## START Extracted information

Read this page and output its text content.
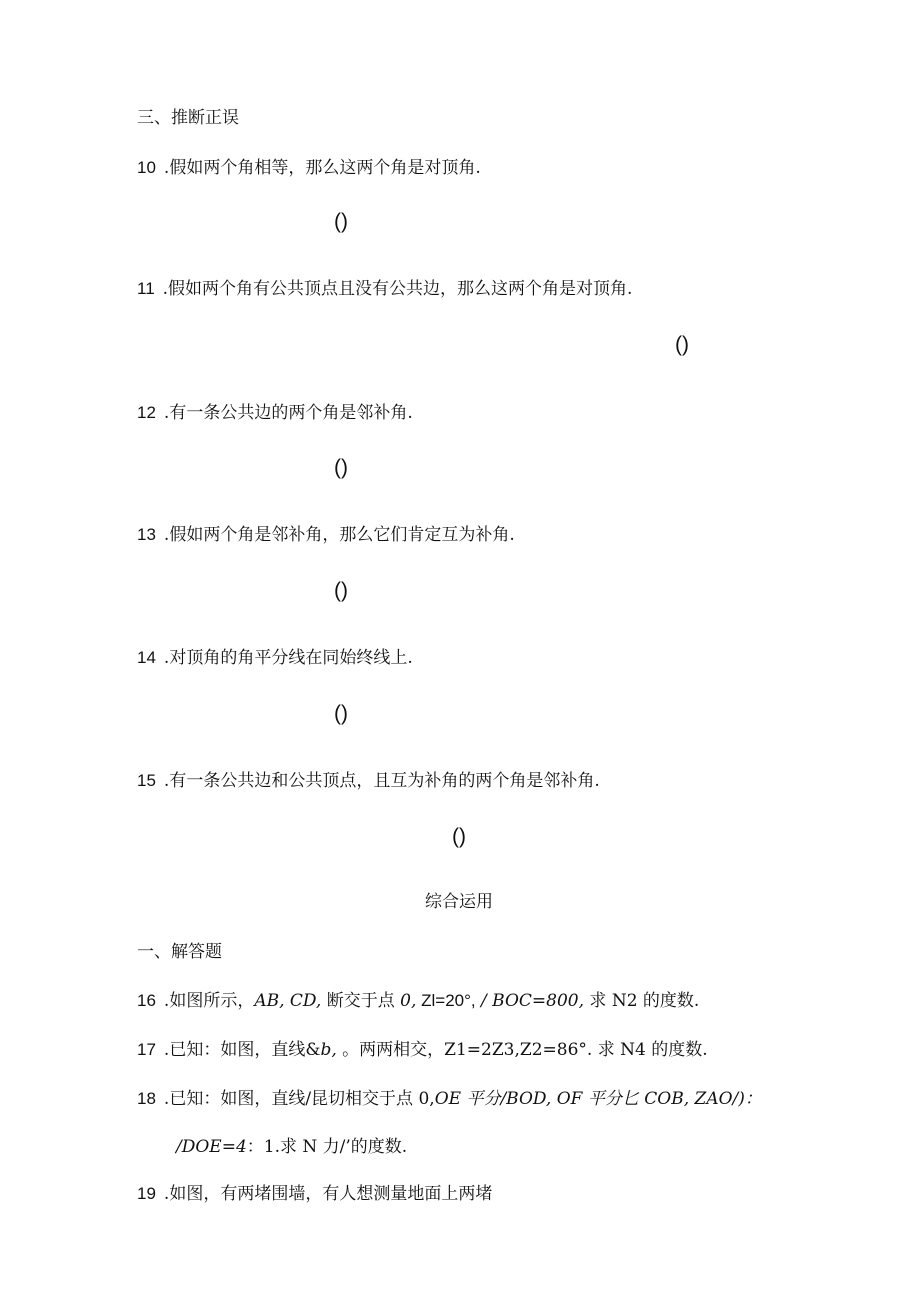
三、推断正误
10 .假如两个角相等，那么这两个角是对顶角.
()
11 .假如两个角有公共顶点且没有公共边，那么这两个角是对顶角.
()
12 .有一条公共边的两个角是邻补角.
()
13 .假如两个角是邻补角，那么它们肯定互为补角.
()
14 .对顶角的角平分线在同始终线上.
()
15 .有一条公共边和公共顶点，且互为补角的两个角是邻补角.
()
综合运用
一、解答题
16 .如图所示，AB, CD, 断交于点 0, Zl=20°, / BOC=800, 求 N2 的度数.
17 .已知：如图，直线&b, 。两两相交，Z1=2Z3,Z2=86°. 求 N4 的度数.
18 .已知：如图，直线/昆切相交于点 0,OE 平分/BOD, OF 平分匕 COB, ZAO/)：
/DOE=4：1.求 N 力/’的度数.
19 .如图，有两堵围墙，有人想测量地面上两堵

## END Extracted information
## START Extracted information

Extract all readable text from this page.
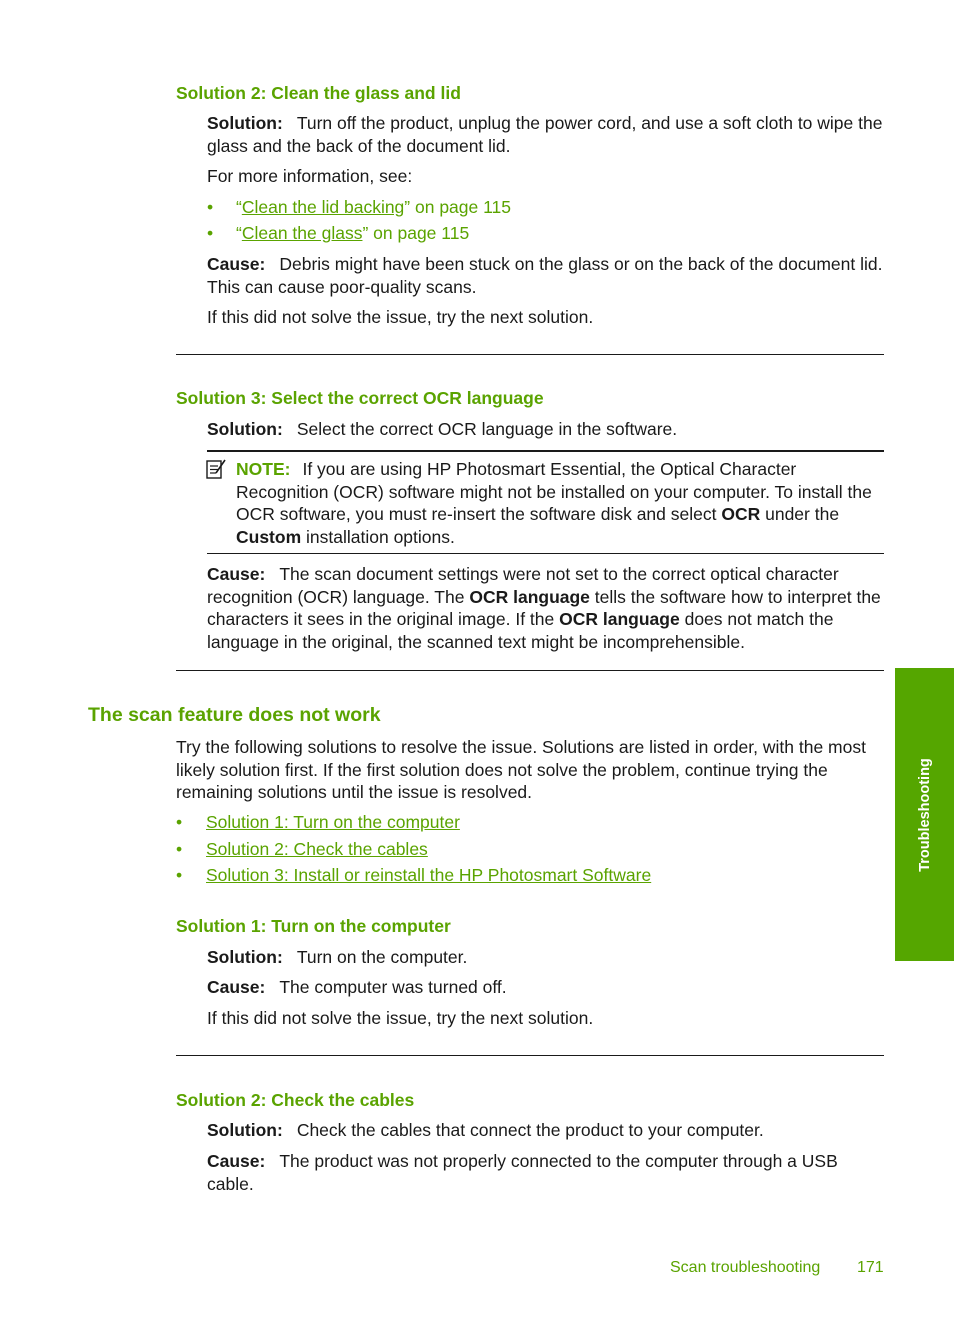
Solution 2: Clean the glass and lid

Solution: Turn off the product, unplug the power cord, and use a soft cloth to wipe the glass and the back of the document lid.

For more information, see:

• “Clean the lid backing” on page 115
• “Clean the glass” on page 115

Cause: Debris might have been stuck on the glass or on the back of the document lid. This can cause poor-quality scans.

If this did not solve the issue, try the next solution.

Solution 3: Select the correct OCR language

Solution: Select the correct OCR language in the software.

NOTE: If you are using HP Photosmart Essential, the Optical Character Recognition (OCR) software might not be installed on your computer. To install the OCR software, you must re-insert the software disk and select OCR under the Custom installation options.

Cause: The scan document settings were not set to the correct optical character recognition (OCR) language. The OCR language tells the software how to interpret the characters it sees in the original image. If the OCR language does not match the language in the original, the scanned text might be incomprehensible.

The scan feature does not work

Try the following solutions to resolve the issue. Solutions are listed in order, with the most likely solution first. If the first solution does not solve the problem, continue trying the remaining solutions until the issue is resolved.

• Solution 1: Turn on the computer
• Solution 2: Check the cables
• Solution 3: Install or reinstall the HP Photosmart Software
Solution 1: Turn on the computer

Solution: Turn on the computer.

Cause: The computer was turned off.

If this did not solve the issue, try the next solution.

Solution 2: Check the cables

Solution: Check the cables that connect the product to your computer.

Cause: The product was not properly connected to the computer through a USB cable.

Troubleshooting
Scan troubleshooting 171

## END Extracted information

_What you need to do_. Pick out the lines that have the word "那么这两个角是对顶角". Copy them all.

_Output_.
10 .假如两个角相等，那么这两个角是对顶角.
11 .假如两个角有公共顶点且没有公共边，那么这两个角是对顶角.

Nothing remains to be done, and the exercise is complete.